What is required:
Pull every line that holds the word "data" from the entries.

-------------------------

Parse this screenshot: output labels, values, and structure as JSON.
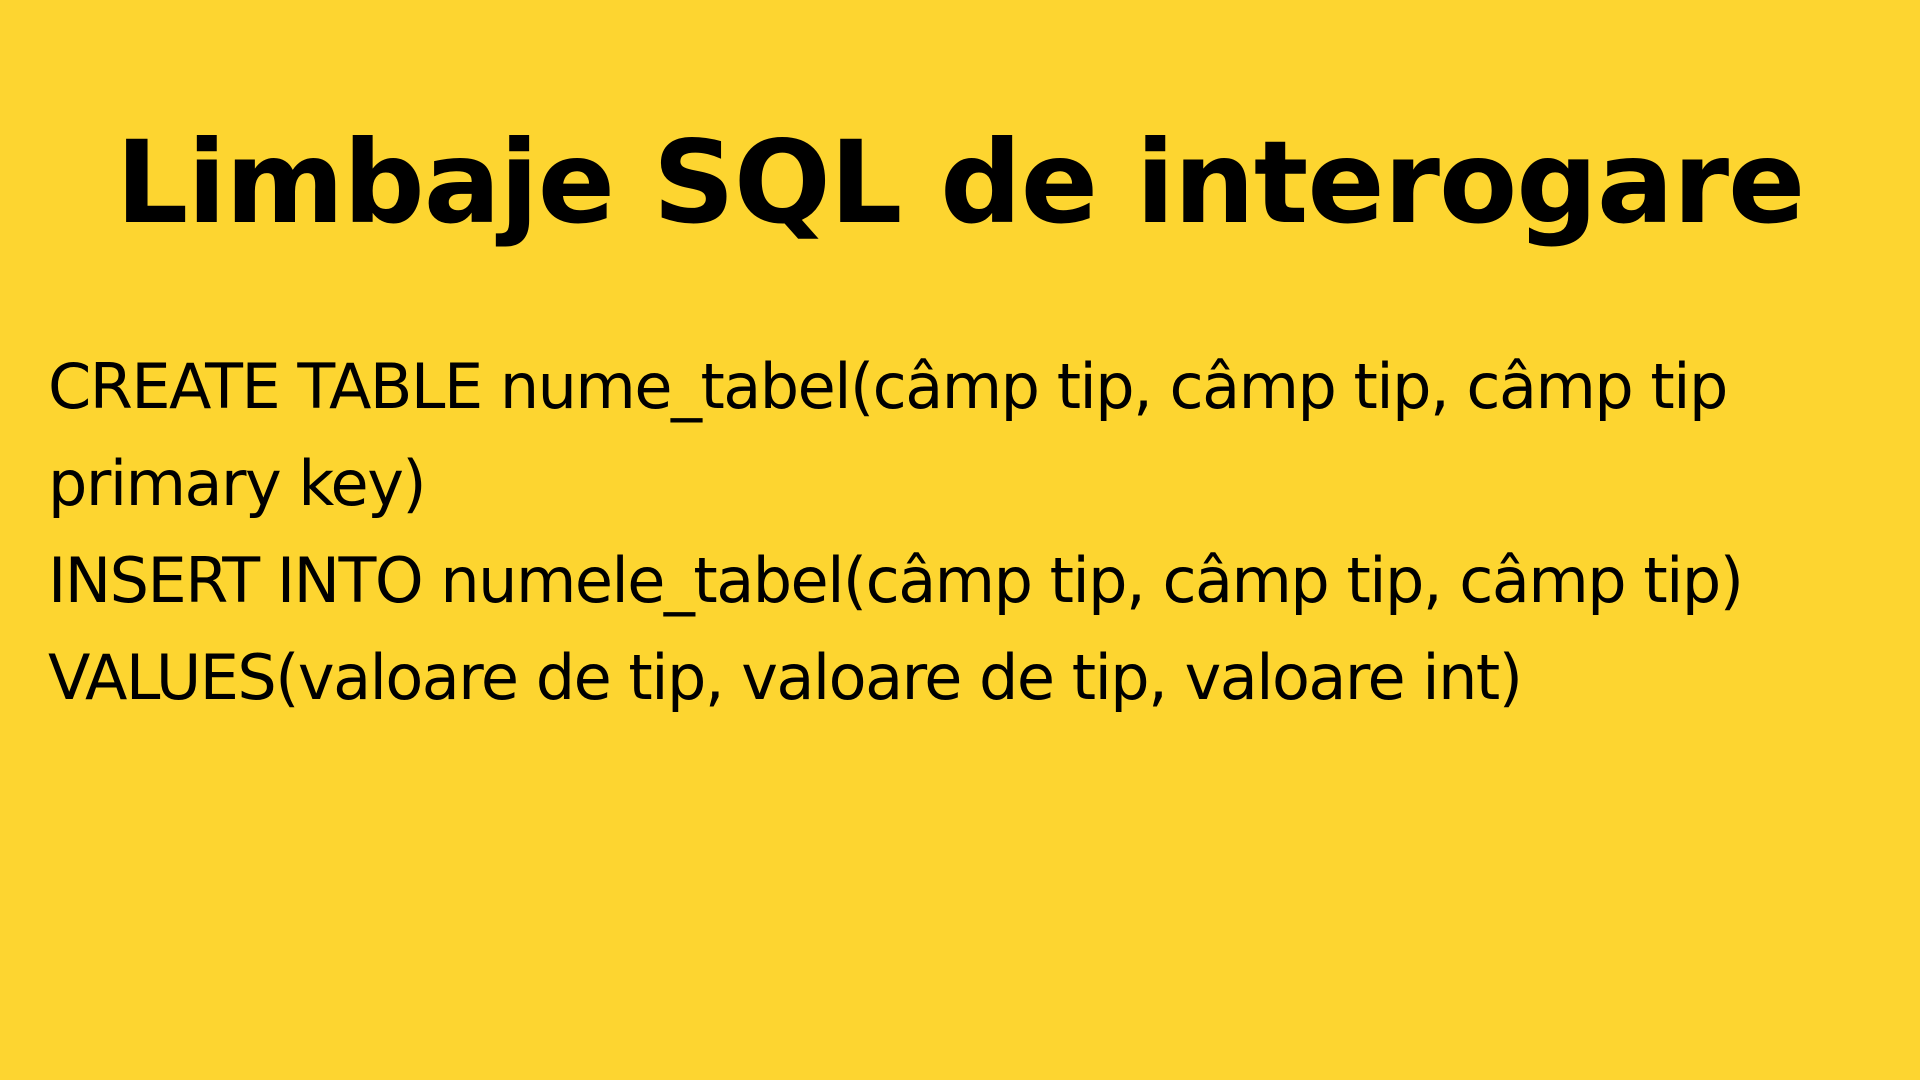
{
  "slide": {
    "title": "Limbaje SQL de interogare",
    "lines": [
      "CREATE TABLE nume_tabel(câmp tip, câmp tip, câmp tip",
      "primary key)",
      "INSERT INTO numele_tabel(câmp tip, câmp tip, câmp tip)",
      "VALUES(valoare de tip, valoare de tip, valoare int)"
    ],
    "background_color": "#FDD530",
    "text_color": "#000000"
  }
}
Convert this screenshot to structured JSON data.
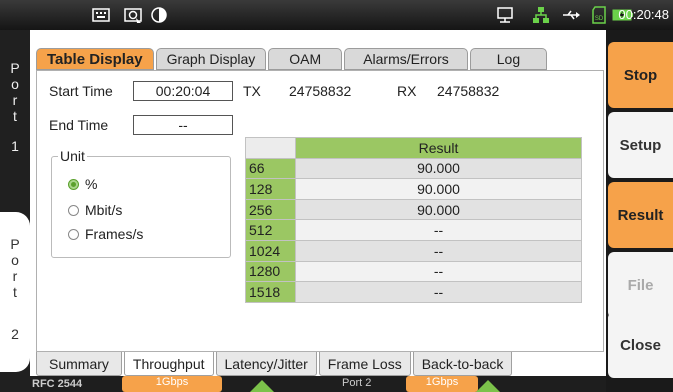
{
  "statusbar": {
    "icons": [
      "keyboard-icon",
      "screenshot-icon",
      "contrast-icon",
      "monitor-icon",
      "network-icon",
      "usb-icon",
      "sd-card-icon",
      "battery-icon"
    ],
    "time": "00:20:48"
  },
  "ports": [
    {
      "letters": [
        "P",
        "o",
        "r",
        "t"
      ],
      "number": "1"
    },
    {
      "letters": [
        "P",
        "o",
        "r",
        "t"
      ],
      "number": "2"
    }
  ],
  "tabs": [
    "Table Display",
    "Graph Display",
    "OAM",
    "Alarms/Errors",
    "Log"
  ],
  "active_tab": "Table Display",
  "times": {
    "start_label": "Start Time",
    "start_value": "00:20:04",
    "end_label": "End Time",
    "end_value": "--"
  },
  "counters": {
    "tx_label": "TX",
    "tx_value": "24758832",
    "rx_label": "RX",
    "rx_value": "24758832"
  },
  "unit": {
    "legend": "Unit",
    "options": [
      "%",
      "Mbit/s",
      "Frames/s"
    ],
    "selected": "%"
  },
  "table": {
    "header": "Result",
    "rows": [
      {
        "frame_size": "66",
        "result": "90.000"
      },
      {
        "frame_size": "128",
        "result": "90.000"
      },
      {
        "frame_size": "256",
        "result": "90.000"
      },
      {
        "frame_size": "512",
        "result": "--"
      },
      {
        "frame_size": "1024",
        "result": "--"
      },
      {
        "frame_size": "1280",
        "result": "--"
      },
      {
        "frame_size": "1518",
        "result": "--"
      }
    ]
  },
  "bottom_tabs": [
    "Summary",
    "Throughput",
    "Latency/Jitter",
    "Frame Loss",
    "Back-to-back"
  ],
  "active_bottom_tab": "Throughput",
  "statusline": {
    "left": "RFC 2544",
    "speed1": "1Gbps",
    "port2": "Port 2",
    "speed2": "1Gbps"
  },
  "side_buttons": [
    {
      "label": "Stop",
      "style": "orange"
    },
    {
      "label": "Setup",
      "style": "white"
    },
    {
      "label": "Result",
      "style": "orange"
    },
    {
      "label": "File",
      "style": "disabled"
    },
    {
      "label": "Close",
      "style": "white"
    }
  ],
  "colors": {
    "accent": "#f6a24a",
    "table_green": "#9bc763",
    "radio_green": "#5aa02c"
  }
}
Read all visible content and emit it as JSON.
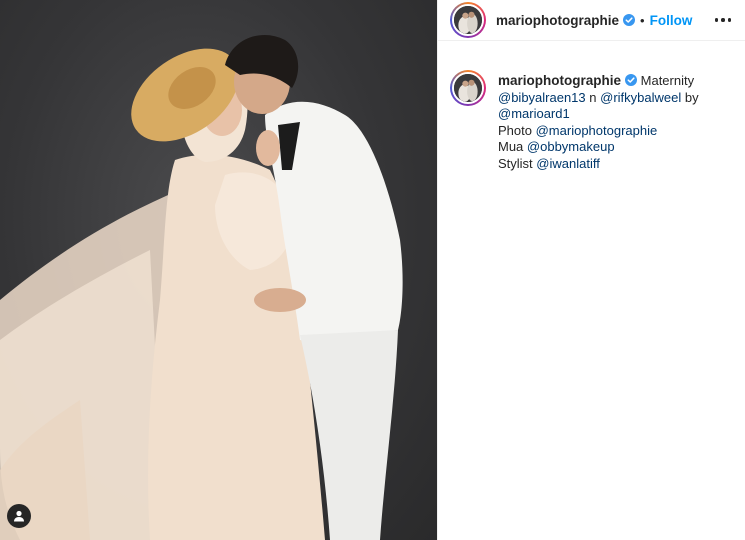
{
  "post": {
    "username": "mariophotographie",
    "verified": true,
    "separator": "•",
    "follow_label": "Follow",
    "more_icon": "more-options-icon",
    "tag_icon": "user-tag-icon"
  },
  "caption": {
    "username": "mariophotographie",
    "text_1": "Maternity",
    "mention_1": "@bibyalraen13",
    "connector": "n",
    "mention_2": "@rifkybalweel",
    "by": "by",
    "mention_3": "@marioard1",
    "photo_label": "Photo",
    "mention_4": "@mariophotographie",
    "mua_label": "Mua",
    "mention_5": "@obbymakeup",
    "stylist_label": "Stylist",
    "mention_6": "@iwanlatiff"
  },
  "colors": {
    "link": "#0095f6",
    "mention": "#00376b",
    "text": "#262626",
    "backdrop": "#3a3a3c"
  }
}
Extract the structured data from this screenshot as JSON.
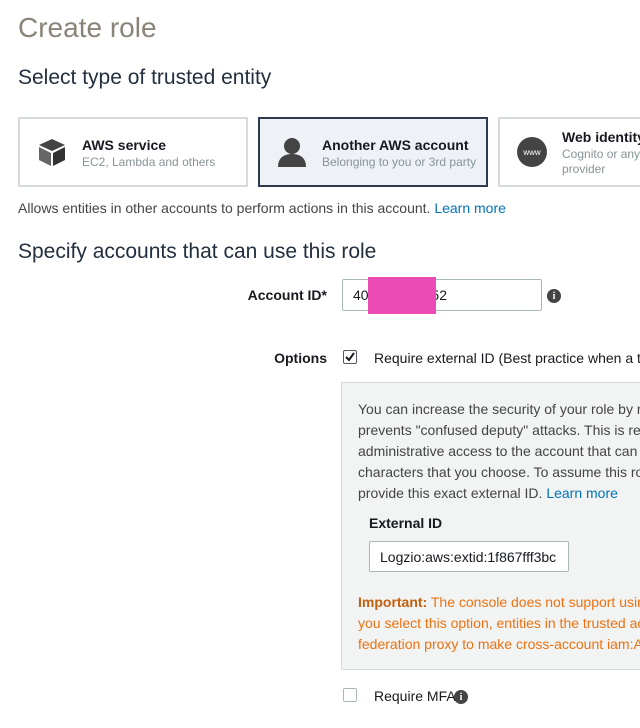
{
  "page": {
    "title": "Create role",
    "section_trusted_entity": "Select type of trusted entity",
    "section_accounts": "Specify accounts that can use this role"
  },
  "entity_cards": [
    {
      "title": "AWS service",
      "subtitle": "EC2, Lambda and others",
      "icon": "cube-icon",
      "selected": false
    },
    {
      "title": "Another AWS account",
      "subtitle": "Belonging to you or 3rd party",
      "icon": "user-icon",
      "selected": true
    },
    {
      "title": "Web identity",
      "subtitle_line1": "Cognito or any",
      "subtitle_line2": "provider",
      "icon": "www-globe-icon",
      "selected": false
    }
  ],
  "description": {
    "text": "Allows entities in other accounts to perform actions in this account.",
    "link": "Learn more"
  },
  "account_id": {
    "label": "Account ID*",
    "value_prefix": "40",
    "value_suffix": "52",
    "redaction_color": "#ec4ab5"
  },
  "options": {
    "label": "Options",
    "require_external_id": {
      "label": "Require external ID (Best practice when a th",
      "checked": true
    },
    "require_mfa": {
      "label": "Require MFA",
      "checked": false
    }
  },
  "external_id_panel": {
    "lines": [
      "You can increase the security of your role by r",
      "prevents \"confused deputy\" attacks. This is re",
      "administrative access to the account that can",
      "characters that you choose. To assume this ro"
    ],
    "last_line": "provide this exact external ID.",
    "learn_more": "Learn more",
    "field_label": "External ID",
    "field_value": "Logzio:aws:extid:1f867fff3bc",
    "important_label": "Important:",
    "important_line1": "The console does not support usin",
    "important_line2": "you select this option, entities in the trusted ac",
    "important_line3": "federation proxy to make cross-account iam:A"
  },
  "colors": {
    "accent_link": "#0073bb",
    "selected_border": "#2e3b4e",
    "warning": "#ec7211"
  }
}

-------------------------

Reply to the exercise:
Convert this screenshot to structured JSON data.
Extract the structured data from this screenshot as JSON.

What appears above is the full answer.